» **Task directions**
Scan the entries and tally the lines that include the string "signifikanta". Reply with the figure alone.

» **Supplied data**
------

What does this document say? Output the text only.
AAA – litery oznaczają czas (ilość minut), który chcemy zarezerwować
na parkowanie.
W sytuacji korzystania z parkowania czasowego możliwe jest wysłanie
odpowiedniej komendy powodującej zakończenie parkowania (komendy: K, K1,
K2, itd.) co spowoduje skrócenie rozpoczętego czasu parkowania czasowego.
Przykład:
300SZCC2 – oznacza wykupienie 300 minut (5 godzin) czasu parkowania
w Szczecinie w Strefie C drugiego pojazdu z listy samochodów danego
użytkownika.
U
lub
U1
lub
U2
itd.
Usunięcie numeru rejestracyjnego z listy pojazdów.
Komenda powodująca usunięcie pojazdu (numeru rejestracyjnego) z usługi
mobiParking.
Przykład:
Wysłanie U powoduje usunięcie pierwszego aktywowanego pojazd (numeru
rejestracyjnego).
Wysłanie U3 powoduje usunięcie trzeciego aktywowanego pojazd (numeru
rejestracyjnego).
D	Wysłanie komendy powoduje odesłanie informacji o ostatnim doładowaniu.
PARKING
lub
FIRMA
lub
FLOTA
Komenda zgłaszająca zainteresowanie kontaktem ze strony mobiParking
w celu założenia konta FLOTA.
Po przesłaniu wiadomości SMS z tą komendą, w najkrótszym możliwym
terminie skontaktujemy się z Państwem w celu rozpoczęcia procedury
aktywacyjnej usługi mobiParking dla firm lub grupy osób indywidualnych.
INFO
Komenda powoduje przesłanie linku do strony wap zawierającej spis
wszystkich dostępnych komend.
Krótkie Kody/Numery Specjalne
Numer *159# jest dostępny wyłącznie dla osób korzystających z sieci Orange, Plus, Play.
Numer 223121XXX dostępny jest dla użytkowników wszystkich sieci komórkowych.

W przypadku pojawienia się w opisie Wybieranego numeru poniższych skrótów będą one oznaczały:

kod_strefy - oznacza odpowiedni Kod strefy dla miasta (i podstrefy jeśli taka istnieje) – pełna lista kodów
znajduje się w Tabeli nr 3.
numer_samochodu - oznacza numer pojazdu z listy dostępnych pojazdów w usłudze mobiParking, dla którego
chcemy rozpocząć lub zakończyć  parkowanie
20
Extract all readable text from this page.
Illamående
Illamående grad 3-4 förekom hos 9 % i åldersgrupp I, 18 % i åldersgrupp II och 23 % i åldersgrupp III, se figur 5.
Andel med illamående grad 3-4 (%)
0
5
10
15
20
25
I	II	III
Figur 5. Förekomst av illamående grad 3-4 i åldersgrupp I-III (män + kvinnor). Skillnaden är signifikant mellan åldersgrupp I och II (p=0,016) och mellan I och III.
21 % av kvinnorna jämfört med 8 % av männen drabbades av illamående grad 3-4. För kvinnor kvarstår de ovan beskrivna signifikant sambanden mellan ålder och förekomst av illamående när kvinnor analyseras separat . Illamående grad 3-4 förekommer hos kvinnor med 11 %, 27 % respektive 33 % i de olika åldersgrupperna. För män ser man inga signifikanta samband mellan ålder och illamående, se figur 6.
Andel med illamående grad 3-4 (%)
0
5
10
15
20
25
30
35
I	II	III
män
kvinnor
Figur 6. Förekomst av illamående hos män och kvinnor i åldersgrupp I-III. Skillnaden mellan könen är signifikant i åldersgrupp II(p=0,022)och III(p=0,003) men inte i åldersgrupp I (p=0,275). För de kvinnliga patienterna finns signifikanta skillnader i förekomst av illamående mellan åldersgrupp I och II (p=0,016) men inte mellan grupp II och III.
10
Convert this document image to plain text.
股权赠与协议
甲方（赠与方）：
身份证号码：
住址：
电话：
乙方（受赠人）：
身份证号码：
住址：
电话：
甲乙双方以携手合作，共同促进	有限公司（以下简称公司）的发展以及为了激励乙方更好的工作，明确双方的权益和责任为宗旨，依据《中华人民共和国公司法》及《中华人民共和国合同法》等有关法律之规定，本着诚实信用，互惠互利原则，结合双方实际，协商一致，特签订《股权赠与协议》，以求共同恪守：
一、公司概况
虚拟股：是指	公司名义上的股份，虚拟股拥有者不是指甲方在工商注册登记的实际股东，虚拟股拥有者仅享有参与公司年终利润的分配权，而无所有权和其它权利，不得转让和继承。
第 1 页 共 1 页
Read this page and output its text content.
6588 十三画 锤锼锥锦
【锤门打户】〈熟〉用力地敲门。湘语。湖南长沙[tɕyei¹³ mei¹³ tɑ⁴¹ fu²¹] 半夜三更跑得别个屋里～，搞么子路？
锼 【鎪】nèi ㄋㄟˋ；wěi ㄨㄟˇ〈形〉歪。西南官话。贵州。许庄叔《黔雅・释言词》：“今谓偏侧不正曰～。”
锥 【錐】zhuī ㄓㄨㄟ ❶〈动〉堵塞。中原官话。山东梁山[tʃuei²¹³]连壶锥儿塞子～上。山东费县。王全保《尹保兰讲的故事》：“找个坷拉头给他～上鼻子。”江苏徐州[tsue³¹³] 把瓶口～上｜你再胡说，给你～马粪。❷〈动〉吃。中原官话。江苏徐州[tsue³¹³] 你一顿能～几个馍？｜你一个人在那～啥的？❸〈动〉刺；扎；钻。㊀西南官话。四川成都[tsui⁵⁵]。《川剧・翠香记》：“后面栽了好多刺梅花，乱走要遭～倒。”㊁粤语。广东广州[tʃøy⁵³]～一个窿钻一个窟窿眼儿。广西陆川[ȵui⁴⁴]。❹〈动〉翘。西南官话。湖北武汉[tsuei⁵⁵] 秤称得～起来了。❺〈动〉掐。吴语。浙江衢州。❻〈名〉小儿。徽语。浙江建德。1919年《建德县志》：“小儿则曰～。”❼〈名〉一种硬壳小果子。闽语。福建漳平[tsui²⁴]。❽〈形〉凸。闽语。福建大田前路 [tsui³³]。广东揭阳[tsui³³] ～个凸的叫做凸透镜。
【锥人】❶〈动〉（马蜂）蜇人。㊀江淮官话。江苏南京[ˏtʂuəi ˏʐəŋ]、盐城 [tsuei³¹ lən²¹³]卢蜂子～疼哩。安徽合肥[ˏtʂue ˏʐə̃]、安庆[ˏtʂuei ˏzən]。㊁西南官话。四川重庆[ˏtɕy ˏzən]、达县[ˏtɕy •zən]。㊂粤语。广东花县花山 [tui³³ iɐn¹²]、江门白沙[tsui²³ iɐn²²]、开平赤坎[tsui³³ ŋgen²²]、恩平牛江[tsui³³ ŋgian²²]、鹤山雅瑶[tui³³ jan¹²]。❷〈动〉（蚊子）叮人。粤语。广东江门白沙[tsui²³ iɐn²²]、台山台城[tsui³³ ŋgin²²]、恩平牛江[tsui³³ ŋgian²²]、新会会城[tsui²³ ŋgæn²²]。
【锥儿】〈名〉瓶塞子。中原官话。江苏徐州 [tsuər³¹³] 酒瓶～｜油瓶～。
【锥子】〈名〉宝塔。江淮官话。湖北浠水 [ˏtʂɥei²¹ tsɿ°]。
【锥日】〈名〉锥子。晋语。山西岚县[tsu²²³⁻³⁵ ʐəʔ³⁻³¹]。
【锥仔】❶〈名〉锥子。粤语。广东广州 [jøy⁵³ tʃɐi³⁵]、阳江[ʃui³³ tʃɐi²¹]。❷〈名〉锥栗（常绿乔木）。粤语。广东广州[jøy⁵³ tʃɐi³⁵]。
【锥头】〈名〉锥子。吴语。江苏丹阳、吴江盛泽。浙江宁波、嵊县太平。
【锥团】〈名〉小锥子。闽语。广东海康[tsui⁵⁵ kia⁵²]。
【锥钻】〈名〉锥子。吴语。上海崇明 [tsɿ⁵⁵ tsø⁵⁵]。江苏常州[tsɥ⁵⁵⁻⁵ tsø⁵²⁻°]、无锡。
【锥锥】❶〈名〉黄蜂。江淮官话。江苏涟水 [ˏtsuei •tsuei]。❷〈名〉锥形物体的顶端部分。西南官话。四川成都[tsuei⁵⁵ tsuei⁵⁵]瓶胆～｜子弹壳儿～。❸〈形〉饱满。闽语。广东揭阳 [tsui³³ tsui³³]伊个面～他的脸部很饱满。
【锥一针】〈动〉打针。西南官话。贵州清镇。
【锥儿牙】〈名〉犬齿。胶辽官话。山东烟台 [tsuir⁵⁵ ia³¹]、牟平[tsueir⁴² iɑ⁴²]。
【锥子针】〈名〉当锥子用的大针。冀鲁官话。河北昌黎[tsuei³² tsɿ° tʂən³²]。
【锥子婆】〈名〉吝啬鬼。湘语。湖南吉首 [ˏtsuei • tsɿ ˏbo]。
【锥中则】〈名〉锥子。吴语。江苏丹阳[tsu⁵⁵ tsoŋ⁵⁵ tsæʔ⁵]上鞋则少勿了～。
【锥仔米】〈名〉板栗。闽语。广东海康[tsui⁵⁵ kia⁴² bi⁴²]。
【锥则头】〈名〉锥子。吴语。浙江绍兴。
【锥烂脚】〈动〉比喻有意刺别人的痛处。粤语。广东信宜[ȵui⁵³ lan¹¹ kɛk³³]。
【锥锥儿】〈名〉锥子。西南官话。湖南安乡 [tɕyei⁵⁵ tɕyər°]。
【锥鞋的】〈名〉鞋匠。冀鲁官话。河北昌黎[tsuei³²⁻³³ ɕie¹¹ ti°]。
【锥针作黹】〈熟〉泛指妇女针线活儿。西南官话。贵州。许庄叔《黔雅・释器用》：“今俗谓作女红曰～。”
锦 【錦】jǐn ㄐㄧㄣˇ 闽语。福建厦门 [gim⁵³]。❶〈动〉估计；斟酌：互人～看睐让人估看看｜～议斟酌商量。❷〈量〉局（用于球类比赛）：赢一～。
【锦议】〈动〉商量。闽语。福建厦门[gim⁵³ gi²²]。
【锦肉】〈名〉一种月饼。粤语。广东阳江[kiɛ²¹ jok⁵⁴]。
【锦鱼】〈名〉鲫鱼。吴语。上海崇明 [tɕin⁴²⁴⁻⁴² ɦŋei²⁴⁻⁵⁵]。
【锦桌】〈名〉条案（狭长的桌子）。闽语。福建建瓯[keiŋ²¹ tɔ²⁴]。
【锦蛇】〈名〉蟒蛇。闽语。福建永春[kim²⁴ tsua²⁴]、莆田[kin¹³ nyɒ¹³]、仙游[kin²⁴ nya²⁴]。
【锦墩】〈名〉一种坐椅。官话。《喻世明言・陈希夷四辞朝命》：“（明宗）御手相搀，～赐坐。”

------

» **Result for this task**
2